Given instruction. Your copy of the material must match it exactly, except that pictures are dropped.

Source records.
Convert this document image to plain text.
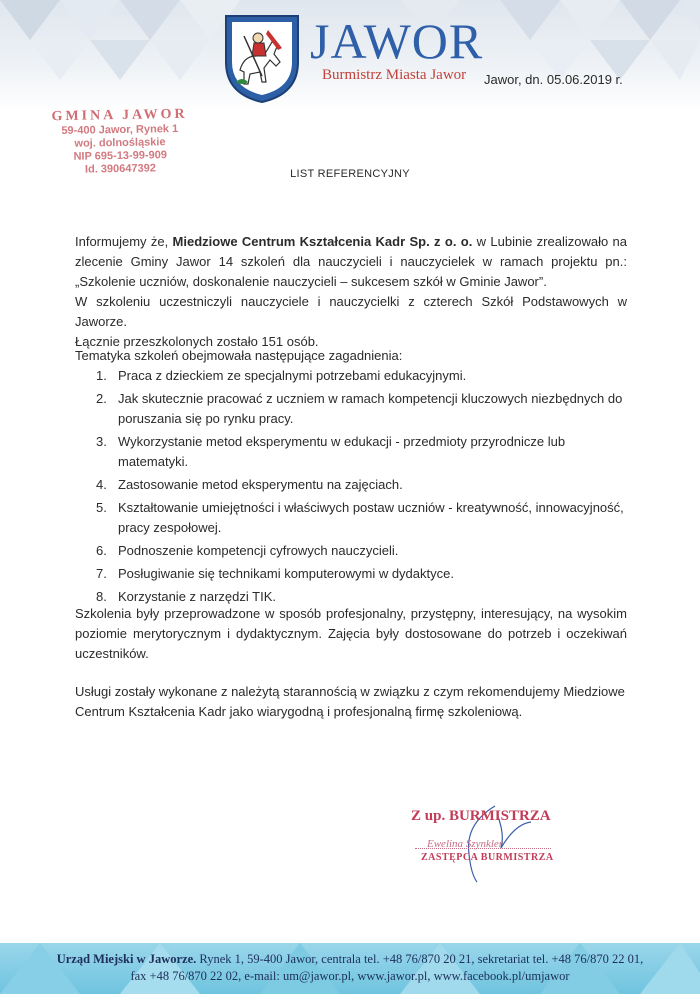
JAWOR
Burmistrz Miasta Jawor Jawor, dn. 05.06.2019 r.
GMINA JAWOR
59-400 Jawor, Rynek 1
woj. dolnośląskie
NIP 695-13-99-909
Id. 390647392	LIST REFERENCYJNY
Informujemy że, Miedziowe Centrum Kształcenia Kadr Sp. z o. o. w Lubinie zrealizowało na
zlecenie Gminy Jawor 14 szkoleń dla nauczycieli i nauczycielek w ramach projektu pn.:
„Szkolenie uczniów, doskonalenie nauczycieli – sukcesem szkół w Gminie Jawor”.
W szkoleniu uczestniczyli nauczyciele i nauczycielki z czterech Szkół Podstawowych w Jaworze.
Łącznie przeszkolonych zostało 151 osób.
Tematyka szkoleń obejmowała następujące zagadnienia:
1. Praca z dzieckiem ze specjalnymi potrzebami edukacyjnymi.
2. Jak skutecznie pracować z uczniem w ramach kompetencji kluczowych niezbędnych do poruszania się po rynku pracy.
3. Wykorzystanie metod eksperymentu w edukacji - przedmioty przyrodnicze lub matematyki.
4. Zastosowanie metod eksperymentu na zajęciach.
5. Kształtowanie umiejętności i właściwych postaw uczniów - kreatywność, innowacyjność, pracy zespołowej.
6. Podnoszenie kompetencji cyfrowych nauczycieli.
7. Posługiwanie się technikami komputerowymi w dydaktyce.
8. Korzystanie z narzędzi TIK.
Szkolenia były przeprowadzone w sposób profesjonalny, przystępny, interesujący, na wysokim poziomie merytorycznym i dydaktycznym. Zajęcia były dostosowane do potrzeb i oczekiwań uczestników.
Usługi zostały wykonane z należytą starannością w związku z czym rekomendujemy Miedziowe Centrum Kształcenia Kadr jako wiarygodną i profesjonalną firmę szkoleniową.
Z up. BURMISTRZA
Ewelina Szynkler
ZASTĘPCA BURMISTRZA
Urząd Miejski w Jaworze. Rynek 1, 59-400 Jawor, centrala tel. +48 76/870 20 21, sekretariat tel. +48 76/870 22 01,
fax +48 76/870 22 02, e-mail: um@jawor.pl, www.jawor.pl, www.facebook.pl/umjawor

Task output.
Convert this document image to plain text.
JAWOR
Burmistrz Miasta Jawor Jawor, dn. 05.06.2019 r.
GMINA JAWOR
59-400 Jawor, Rynek 1
woj. dolnośląskie
NIP 695-13-99-909
Id. 390647392	LIST REFERENCYJNY
Informujemy że, Miedziowe Centrum Kształcenia Kadr Sp. z o. o. w Lubinie zrealizowało na
zlecenie Gminy Jawor 14 szkoleń dla nauczycieli i nauczycielek w ramach projektu pn.:
„Szkolenie uczniów, doskonalenie nauczycieli – sukcesem szkół w Gminie Jawor”.
W szkoleniu uczestniczyli nauczyciele i nauczycielki z czterech Szkół Podstawowych w Jaworze.
Łącznie przeszkolonych zostało 151 osób.
Tematyka szkoleń obejmowała następujące zagadnienia:
1. Praca z dzieckiem ze specjalnymi potrzebami edukacyjnymi.
2. Jak skutecznie pracować z uczniem w ramach kompetencji kluczowych niezbędnych do poruszania się po rynku pracy.
3. Wykorzystanie metod eksperymentu w edukacji - przedmioty przyrodnicze lub matematyki.
4. Zastosowanie metod eksperymentu na zajęciach.
5. Kształtowanie umiejętności i właściwych postaw uczniów - kreatywność, innowacyjność, pracy zespołowej.
6. Podnoszenie kompetencji cyfrowych nauczycieli.
7. Posługiwanie się technikami komputerowymi w dydaktyce.
8. Korzystanie z narzędzi TIK.
Szkolenia były przeprowadzone w sposób profesjonalny, przystępny, interesujący, na wysokim poziomie merytorycznym i dydaktycznym. Zajęcia były dostosowane do potrzeb i oczekiwań uczestników.
Usługi zostały wykonane z należytą starannością w związku z czym rekomendujemy Miedziowe Centrum Kształcenia Kadr jako wiarygodną i profesjonalną firmę szkoleniową.
Z up. BURMISTRZA
Ewelina Szynkler
ZASTĘPCA BURMISTRZA
Urząd Miejski w Jaworze. Rynek 1, 59-400 Jawor, centrala tel. +48 76/870 20 21, sekretariat tel. +48 76/870 22 01,
fax +48 76/870 22 02, e-mail: um@jawor.pl, www.jawor.pl, www.facebook.pl/umjawor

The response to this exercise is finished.